--- Start DATA FOR THIS TASK ---

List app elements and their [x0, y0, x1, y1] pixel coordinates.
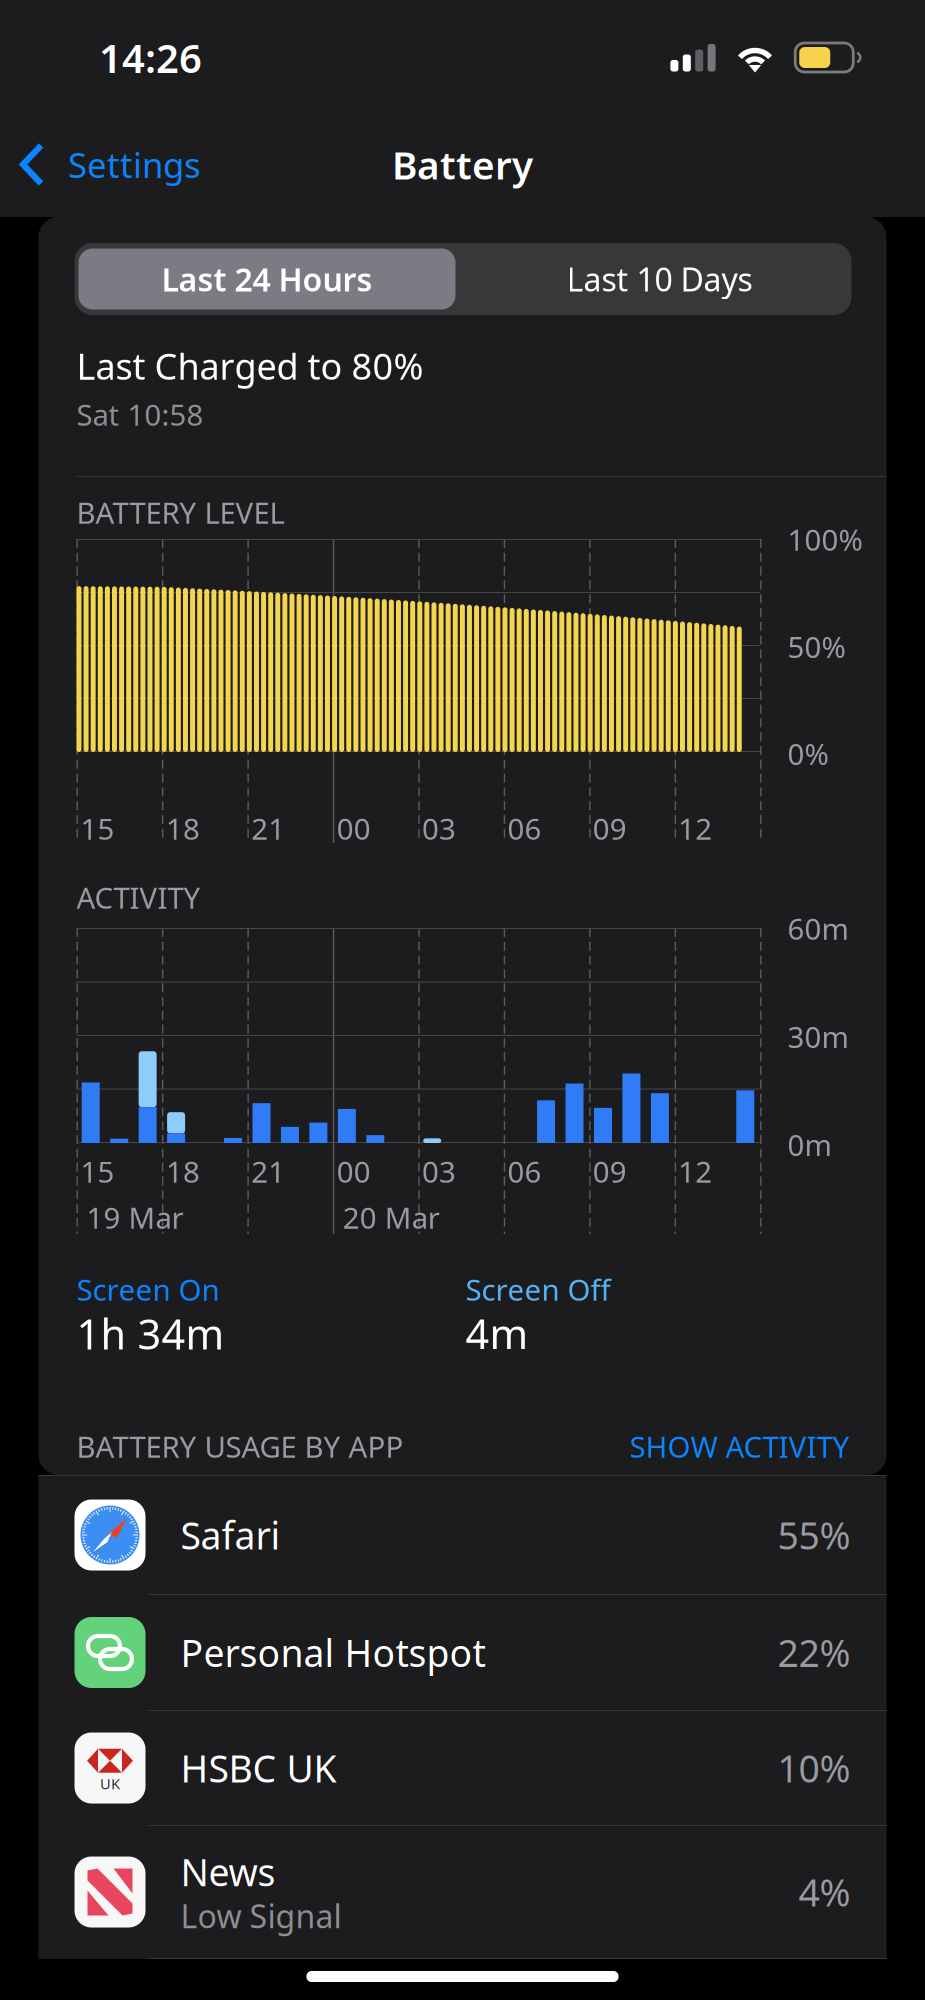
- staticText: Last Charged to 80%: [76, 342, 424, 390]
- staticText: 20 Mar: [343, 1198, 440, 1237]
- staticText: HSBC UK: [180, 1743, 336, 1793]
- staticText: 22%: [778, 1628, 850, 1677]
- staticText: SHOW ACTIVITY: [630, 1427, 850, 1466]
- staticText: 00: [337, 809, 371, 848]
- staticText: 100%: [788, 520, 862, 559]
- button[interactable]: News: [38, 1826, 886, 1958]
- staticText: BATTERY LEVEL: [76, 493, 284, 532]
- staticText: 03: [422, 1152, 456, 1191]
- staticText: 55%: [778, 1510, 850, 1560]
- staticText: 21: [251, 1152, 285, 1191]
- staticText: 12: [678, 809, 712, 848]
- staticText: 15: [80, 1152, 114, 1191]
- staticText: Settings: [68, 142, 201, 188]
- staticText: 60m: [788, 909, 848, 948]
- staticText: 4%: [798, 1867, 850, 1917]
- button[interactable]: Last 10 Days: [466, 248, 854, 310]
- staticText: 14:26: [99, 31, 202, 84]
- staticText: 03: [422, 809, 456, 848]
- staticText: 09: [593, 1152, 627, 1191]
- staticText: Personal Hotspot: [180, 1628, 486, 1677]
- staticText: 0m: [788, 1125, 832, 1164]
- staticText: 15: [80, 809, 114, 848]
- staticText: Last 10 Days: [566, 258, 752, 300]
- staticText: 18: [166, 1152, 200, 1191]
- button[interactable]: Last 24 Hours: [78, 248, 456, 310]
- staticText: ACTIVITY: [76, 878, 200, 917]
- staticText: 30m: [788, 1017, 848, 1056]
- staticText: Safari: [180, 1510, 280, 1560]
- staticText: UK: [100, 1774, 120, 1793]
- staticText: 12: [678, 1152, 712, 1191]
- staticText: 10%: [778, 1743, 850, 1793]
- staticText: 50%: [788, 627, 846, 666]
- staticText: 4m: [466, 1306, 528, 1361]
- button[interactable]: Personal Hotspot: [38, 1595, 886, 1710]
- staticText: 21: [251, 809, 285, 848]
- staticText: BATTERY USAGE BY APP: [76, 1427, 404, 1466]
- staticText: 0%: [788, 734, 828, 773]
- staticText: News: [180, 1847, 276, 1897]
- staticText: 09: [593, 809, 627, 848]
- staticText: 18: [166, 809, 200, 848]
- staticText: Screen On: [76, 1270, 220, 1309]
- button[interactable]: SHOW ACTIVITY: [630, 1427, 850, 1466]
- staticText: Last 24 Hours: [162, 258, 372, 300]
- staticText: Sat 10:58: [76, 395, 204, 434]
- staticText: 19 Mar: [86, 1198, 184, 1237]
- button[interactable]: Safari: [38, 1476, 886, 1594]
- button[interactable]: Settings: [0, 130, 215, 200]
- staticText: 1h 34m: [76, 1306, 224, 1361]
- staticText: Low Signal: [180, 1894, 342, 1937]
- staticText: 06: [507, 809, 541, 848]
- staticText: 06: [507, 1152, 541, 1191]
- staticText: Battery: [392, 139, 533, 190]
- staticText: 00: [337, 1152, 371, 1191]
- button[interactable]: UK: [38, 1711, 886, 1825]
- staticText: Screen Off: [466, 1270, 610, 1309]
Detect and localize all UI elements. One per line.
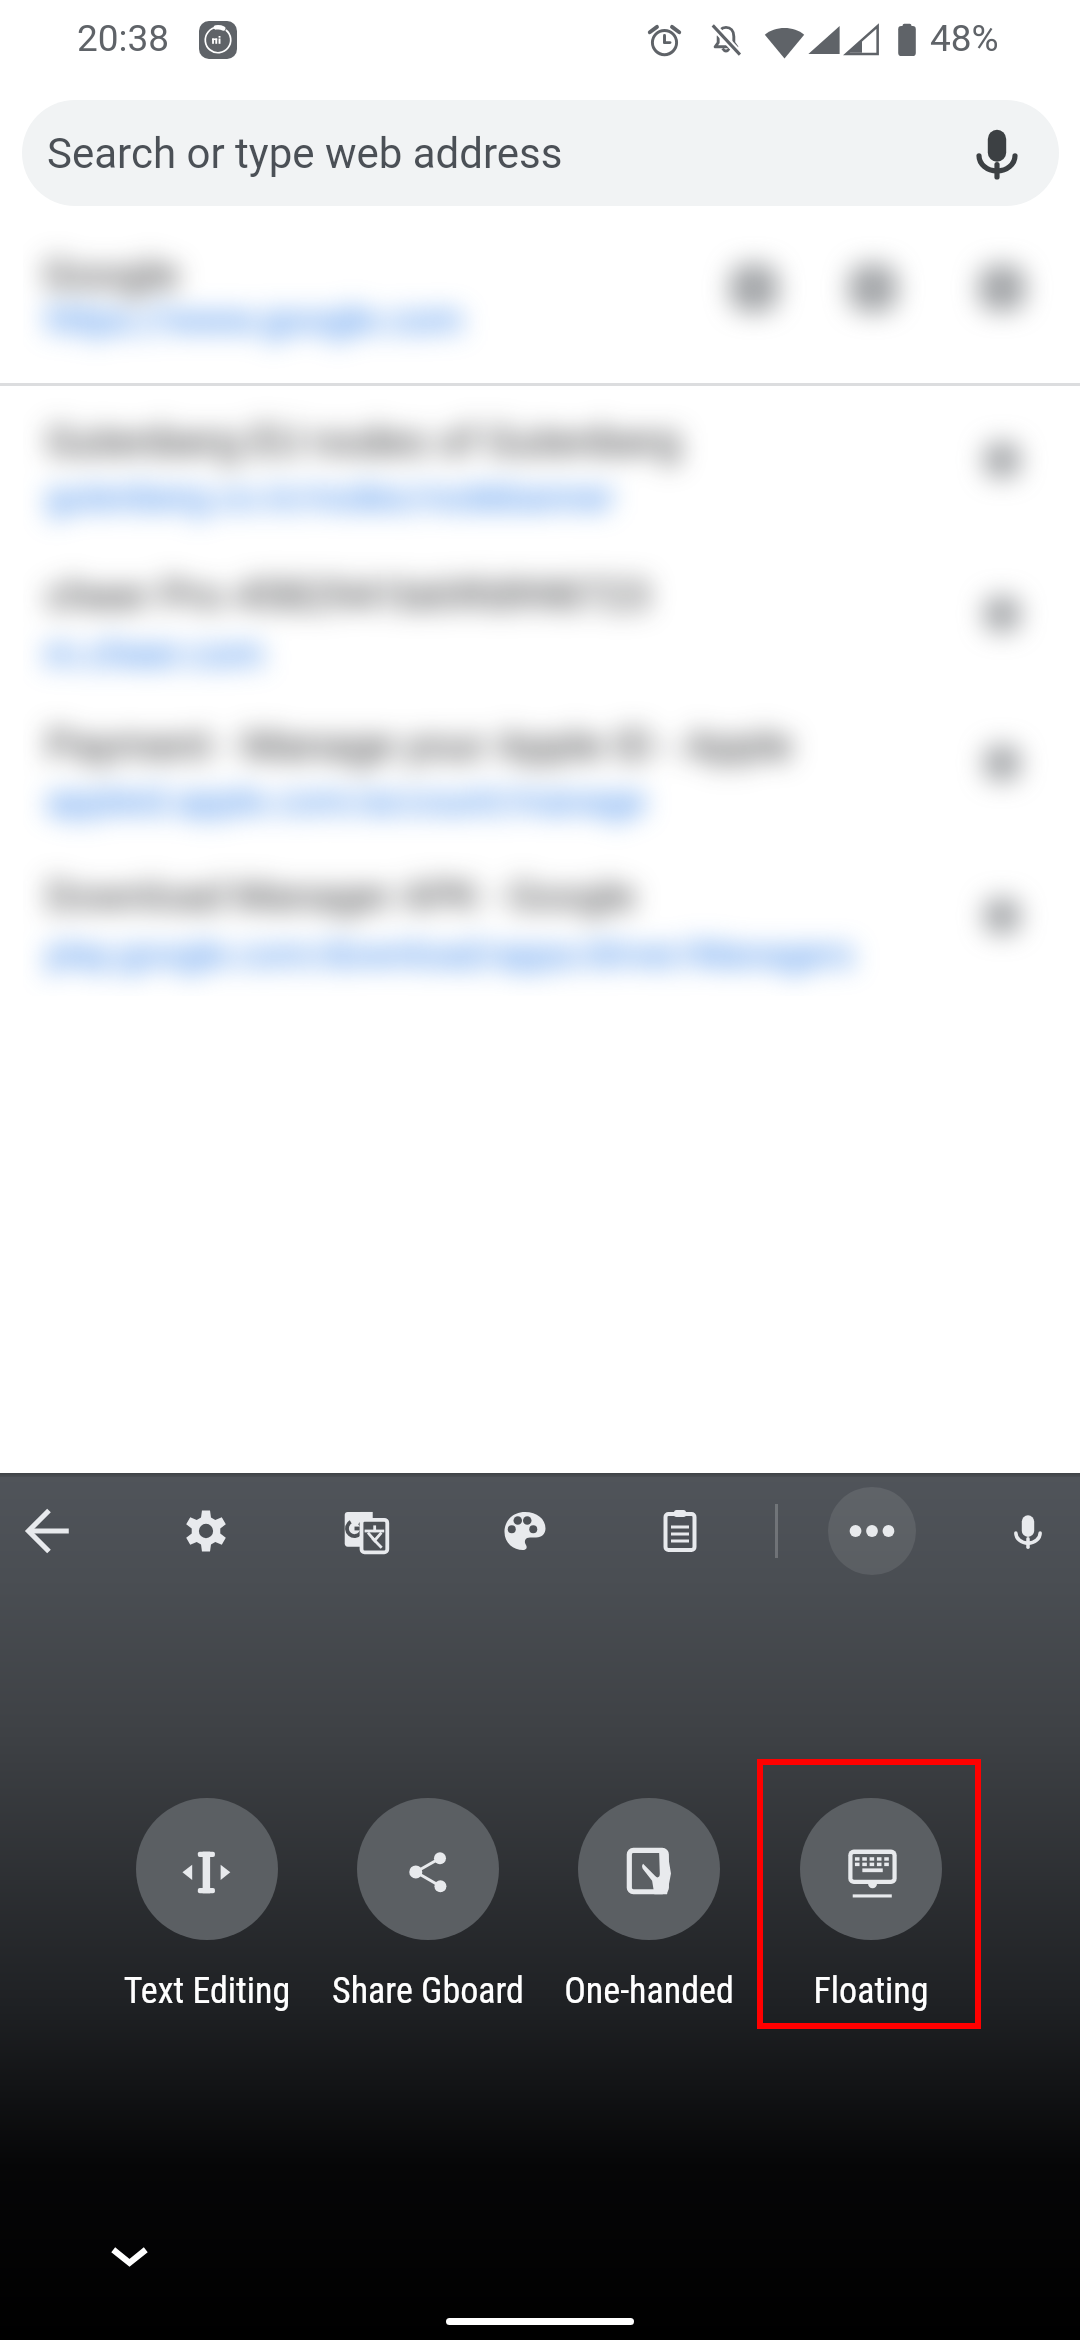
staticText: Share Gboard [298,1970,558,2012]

--- End DATA FOR THIS TASK ---

● **WHAT IS REQUIRED**: Can you copy all of the data above verbatim, leaving out the pictures?

● **RESPONSE**:
List app elements and their [x0, y0, x1, y1] pixel coordinates.
- staticText: Last Charged to 80%: [76, 342, 424, 390]
- staticText: 20 Mar: [343, 1198, 440, 1237]
- staticText: HSBC UK: [180, 1743, 336, 1793]
- staticText: 22%: [778, 1628, 850, 1677]
- staticText: SHOW ACTIVITY: [630, 1427, 850, 1466]
- staticText: 00: [337, 809, 371, 848]
- staticText: 100%: [788, 520, 862, 559]
- button[interactable]: News: [38, 1826, 886, 1958]
- staticText: BATTERY LEVEL: [76, 493, 284, 532]
- staticText: 03: [422, 1152, 456, 1191]
- staticText: 55%: [778, 1510, 850, 1560]
- staticText: 21: [251, 1152, 285, 1191]
- staticText: 12: [678, 809, 712, 848]
- staticText: 15: [80, 1152, 114, 1191]
- staticText: Settings: [68, 142, 201, 188]
- staticText: 60m: [788, 909, 848, 948]
- staticText: 4%: [798, 1867, 850, 1917]
- button[interactable]: Last 10 Days: [466, 248, 854, 310]
- staticText: 14:26: [99, 31, 202, 84]
- staticText: 03: [422, 809, 456, 848]
- staticText: 09: [593, 1152, 627, 1191]
- staticText: Personal Hotspot: [180, 1628, 486, 1677]
- staticText: 0m: [788, 1125, 832, 1164]
- staticText: 15: [80, 809, 114, 848]
- staticText: Last 10 Days: [566, 258, 752, 300]
- staticText: 18: [166, 1152, 200, 1191]
- button[interactable]: Last 24 Hours: [78, 248, 456, 310]
- staticText: ACTIVITY: [76, 878, 200, 917]
- staticText: 30m: [788, 1017, 848, 1056]
- staticText: Safari: [180, 1510, 280, 1560]
- staticText: UK: [100, 1774, 120, 1793]
- staticText: 12: [678, 1152, 712, 1191]
- staticText: 10%: [778, 1743, 850, 1793]
- staticText: 50%: [788, 627, 846, 666]
- staticText: 4m: [466, 1306, 528, 1361]
- button[interactable]: Personal Hotspot: [38, 1595, 886, 1710]
- staticText: 21: [251, 809, 285, 848]
- staticText: BATTERY USAGE BY APP: [76, 1427, 404, 1466]
- staticText: 0%: [788, 734, 828, 773]
- staticText: News: [180, 1847, 276, 1897]
- staticText: 09: [593, 809, 627, 848]
- staticText: 18: [166, 809, 200, 848]
- staticText: Screen On: [76, 1270, 220, 1309]
- button[interactable]: SHOW ACTIVITY: [630, 1427, 850, 1466]
- staticText: Last 24 Hours: [162, 258, 372, 300]
- staticText: Sat 10:58: [76, 395, 204, 434]
- staticText: 19 Mar: [86, 1198, 184, 1237]
- button[interactable]: Safari: [38, 1476, 886, 1594]
- button[interactable]: Settings: [0, 130, 215, 200]
- staticText: 1h 34m: [76, 1306, 224, 1361]
- staticText: Low Signal: [180, 1894, 342, 1937]
- staticText: 06: [507, 809, 541, 848]
- staticText: 06: [507, 1152, 541, 1191]
- staticText: Battery: [392, 139, 533, 190]
- staticText: 00: [337, 1152, 371, 1191]
- button[interactable]: UK: [38, 1711, 886, 1825]
- staticText: Screen Off: [466, 1270, 610, 1309]
Detect and localize all UI elements. One per line.
staticText: Share Gboard [298,1970,558,2012]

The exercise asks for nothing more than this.